Copy every line from the material below that holds "Your".

***

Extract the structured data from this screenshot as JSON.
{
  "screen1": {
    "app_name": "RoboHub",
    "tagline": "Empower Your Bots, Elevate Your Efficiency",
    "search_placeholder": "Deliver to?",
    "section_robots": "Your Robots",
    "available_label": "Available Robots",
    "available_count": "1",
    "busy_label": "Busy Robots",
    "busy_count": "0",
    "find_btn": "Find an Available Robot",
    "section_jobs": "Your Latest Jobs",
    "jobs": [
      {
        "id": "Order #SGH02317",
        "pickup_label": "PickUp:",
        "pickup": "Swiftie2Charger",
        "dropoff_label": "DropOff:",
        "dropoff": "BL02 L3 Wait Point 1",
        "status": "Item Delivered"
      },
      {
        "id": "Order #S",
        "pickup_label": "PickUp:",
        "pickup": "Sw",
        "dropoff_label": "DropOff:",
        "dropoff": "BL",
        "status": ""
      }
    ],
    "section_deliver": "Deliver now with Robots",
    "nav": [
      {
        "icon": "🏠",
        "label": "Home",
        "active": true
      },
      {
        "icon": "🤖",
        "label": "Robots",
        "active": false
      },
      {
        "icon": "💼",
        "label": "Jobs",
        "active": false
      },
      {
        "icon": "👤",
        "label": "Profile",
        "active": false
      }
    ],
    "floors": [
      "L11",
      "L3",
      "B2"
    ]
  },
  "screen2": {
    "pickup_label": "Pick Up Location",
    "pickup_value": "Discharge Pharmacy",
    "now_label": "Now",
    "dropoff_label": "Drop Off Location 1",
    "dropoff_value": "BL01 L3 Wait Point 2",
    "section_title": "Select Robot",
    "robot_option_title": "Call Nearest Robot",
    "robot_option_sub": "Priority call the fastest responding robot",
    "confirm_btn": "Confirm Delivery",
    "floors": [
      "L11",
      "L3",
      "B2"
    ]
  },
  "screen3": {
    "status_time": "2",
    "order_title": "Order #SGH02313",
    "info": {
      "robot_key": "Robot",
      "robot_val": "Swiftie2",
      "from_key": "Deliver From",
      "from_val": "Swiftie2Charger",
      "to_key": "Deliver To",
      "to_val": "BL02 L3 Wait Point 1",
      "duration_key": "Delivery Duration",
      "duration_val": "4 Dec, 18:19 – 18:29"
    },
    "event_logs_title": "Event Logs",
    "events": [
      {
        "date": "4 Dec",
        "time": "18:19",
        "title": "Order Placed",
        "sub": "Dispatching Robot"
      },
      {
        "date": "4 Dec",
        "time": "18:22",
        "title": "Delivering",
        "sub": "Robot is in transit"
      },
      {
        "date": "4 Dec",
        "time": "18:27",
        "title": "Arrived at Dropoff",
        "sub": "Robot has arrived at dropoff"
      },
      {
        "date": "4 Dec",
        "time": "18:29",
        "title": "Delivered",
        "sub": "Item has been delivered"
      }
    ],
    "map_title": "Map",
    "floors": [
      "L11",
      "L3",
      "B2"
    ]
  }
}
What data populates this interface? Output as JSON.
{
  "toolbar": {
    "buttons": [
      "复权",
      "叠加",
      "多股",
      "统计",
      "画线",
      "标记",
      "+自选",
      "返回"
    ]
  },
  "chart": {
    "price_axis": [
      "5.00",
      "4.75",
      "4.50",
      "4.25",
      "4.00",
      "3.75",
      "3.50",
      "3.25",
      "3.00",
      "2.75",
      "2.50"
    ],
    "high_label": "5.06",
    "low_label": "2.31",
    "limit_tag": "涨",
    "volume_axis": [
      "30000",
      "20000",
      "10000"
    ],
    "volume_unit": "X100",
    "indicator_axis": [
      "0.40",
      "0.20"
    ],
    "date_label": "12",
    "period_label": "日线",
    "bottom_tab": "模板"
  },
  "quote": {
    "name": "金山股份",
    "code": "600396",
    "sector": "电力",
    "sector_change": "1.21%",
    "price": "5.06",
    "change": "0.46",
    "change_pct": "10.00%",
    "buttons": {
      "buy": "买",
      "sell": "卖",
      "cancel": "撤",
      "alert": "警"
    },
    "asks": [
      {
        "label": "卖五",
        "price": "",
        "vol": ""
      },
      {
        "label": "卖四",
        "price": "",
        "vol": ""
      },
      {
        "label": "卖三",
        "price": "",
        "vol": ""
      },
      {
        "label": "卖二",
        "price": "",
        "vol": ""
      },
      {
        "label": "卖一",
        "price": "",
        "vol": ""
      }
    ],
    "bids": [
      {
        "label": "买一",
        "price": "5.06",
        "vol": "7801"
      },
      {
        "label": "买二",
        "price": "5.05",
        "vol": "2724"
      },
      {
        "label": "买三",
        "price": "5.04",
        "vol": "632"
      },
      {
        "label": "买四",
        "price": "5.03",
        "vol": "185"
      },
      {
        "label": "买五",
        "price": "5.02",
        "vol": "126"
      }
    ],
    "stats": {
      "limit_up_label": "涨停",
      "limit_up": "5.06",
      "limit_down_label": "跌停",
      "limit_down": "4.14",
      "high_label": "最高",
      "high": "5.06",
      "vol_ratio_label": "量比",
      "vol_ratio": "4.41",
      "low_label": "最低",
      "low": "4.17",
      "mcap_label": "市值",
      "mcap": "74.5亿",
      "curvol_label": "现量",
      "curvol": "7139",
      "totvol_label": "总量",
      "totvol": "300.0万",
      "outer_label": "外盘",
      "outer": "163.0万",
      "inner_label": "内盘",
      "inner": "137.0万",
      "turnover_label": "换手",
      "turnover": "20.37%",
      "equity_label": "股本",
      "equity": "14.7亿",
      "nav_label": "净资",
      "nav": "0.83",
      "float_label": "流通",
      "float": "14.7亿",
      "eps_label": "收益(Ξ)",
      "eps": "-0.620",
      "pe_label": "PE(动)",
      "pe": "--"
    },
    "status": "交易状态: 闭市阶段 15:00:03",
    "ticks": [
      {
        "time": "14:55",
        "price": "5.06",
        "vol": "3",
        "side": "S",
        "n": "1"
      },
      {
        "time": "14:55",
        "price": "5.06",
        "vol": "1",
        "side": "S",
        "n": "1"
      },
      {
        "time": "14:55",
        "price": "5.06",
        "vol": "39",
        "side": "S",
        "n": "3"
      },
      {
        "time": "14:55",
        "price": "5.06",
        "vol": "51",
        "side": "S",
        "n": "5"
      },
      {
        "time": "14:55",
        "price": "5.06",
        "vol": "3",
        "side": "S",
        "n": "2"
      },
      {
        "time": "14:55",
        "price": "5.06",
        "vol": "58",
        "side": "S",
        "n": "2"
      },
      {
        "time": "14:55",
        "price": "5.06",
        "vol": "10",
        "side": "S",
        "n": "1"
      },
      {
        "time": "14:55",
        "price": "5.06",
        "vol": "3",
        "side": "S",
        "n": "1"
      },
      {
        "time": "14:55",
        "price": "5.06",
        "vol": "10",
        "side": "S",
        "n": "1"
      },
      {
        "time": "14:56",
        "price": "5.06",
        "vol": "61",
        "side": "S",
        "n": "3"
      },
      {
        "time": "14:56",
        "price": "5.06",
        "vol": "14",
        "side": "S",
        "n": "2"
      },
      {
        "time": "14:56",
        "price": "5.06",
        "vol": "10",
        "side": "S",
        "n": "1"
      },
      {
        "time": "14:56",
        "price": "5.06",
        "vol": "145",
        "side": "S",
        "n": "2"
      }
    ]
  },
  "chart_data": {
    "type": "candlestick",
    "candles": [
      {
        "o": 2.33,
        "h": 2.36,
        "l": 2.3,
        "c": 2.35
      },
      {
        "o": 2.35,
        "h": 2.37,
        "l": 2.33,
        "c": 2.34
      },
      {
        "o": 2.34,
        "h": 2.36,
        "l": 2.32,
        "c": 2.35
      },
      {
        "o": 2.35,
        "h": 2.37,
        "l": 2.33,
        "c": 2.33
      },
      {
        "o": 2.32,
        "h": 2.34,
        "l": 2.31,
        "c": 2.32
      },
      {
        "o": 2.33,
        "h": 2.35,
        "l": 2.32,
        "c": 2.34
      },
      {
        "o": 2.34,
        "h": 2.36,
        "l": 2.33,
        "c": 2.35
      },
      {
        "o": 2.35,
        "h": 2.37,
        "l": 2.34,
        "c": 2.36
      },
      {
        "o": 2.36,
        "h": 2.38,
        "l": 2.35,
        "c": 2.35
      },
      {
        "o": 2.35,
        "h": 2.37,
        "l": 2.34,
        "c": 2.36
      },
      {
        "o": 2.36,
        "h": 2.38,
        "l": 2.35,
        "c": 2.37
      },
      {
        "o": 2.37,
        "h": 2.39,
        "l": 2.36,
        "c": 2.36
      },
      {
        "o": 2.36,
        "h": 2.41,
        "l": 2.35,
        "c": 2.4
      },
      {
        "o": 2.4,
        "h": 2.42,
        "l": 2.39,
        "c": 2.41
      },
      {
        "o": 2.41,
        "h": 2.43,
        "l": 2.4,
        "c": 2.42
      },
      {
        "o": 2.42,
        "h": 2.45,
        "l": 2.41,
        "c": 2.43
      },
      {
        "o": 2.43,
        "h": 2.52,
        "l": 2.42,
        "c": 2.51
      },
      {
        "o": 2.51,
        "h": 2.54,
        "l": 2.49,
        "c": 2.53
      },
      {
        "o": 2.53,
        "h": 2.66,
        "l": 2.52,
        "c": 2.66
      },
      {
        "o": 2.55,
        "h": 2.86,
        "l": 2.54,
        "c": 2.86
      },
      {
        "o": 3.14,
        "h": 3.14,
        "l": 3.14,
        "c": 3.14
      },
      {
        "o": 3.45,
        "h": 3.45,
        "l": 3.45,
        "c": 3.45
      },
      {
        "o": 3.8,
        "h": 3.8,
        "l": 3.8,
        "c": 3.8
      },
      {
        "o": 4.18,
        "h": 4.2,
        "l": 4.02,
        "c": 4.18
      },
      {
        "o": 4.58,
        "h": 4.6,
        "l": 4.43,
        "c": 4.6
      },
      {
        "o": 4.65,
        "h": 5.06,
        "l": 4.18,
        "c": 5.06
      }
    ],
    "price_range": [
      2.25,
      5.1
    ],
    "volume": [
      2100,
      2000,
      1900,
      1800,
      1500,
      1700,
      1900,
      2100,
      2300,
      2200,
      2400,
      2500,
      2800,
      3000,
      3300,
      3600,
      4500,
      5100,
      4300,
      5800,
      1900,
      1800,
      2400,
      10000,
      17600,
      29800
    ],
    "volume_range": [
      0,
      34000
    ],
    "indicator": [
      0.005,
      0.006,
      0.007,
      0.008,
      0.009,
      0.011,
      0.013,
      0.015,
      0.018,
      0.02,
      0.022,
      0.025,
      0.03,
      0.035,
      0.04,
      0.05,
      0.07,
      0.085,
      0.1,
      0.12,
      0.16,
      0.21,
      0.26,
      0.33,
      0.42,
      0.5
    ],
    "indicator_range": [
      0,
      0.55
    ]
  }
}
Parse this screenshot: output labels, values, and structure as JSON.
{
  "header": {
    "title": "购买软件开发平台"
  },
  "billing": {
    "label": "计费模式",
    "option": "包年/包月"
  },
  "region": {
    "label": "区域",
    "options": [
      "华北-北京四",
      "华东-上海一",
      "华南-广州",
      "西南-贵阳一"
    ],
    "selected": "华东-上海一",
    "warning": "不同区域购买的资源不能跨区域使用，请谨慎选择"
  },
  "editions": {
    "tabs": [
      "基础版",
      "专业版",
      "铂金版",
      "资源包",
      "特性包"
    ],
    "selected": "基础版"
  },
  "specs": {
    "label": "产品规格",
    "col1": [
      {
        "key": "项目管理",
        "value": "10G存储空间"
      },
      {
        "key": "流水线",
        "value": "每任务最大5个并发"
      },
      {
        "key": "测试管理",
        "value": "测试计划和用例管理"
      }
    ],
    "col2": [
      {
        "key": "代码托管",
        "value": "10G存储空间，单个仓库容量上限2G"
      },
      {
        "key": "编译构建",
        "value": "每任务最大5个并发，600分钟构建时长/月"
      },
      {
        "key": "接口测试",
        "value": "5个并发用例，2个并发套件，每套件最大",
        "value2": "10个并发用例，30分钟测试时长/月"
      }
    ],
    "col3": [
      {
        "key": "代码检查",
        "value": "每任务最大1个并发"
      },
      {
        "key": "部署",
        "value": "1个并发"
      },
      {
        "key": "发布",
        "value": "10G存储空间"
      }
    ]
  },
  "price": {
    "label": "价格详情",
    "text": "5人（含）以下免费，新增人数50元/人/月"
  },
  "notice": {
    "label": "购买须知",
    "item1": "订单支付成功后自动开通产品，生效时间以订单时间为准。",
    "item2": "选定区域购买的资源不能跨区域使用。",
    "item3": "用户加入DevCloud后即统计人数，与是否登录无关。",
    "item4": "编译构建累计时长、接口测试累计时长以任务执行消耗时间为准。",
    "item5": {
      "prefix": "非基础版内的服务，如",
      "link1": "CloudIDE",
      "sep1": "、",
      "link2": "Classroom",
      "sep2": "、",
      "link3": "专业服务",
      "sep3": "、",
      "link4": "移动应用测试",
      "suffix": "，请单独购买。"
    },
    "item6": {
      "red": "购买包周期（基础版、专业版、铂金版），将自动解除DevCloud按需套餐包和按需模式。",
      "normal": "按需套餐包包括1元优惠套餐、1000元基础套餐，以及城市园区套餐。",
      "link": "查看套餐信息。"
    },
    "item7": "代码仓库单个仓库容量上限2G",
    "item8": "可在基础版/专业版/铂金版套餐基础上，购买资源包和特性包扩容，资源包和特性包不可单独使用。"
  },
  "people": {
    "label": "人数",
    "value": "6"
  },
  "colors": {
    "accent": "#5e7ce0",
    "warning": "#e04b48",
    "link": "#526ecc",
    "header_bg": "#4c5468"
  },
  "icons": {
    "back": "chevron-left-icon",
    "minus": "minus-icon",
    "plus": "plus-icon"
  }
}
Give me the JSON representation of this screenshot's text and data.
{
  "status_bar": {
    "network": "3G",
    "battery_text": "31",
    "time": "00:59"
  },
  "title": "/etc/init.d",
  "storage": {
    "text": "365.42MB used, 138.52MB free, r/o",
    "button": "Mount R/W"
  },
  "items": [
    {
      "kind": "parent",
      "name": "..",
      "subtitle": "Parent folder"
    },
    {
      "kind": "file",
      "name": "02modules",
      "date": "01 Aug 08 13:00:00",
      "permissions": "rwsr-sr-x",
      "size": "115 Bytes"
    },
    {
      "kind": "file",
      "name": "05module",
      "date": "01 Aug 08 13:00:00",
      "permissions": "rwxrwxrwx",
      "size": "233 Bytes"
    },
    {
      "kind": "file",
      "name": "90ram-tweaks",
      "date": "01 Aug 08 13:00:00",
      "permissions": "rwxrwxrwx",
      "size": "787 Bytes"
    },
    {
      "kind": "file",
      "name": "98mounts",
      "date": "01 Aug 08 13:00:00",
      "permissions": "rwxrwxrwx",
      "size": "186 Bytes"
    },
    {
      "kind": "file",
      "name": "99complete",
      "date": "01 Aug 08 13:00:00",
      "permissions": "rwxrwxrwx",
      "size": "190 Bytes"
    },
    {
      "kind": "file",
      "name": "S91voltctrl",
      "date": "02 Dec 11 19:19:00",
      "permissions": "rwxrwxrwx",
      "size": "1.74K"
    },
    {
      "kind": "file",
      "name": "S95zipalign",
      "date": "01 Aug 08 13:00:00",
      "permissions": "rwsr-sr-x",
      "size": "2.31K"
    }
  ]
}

***

** Problem solution **
    "tagline": "Empower Your Bots, Elevate Your Efficiency",
    "section_robots": "Your Robots",
    "section_jobs": "Your Latest Jobs",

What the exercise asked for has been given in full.